● **Work instructions**
Review the material and extract every line in which the word "üçün" occurs.

-- begin Record set --

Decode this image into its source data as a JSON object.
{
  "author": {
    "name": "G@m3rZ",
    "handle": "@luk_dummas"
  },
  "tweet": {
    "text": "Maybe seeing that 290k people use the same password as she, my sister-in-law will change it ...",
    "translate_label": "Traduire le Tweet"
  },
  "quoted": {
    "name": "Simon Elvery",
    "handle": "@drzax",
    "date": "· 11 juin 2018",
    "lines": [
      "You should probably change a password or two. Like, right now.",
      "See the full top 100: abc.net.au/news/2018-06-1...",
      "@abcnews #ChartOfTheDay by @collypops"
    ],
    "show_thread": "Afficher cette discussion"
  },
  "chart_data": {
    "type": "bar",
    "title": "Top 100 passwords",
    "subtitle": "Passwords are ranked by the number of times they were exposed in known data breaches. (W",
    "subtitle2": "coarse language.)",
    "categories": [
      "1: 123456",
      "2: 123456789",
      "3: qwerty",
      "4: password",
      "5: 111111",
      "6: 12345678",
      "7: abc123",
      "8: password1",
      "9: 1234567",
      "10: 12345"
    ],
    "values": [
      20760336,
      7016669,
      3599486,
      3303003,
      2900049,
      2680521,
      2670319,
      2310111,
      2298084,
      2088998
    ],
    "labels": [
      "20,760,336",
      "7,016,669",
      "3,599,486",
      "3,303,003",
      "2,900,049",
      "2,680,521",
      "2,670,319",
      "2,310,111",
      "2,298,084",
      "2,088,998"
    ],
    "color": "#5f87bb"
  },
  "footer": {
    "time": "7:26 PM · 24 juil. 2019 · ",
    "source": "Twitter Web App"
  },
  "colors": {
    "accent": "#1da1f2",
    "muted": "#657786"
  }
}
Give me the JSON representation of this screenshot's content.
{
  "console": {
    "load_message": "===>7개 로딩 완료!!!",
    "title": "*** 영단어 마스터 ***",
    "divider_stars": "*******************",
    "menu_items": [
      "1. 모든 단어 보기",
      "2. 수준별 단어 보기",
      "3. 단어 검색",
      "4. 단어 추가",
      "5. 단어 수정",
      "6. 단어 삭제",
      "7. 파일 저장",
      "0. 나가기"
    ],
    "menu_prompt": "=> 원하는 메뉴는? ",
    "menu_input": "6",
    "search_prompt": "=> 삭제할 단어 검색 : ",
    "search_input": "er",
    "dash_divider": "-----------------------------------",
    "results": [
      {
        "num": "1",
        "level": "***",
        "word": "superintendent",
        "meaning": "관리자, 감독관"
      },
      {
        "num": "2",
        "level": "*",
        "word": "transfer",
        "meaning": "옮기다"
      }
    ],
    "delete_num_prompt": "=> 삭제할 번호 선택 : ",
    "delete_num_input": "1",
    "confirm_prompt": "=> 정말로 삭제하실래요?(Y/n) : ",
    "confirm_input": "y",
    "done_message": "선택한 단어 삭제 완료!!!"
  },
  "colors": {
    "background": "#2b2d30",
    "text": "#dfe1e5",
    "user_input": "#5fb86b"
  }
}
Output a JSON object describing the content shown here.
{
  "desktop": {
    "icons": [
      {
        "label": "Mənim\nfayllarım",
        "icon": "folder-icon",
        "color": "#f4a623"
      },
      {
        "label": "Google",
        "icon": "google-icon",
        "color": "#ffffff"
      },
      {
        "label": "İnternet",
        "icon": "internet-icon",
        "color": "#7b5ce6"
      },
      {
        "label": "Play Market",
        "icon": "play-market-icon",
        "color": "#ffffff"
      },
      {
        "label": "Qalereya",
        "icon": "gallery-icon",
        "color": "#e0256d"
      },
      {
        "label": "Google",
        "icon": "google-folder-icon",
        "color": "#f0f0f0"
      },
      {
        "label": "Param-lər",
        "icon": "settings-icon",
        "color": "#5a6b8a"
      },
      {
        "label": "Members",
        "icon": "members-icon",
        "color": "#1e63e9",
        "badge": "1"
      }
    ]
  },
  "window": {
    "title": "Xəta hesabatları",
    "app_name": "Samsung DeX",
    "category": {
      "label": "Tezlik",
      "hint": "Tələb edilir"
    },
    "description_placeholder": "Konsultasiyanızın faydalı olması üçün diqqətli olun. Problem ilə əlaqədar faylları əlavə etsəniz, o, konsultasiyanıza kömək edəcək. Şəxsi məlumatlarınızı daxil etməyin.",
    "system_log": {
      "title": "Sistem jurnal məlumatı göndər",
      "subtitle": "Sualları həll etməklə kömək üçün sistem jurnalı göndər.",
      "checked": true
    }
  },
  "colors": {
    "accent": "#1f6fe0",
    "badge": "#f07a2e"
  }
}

-- end Record set --

● **Response below**
    "description_placeholder": "Konsultasiyanızın faydalı olması üçün diqqətli olun. Problem ilə əlaqədar faylları əlavə etsəniz, o, konsultasiyanıza kömək edəcək. Şəxsi məlumatlarınızı daxil etməyin.",
      "subtitle": "Sualları həll etməklə kömək üçün sistem jurnalı göndər.",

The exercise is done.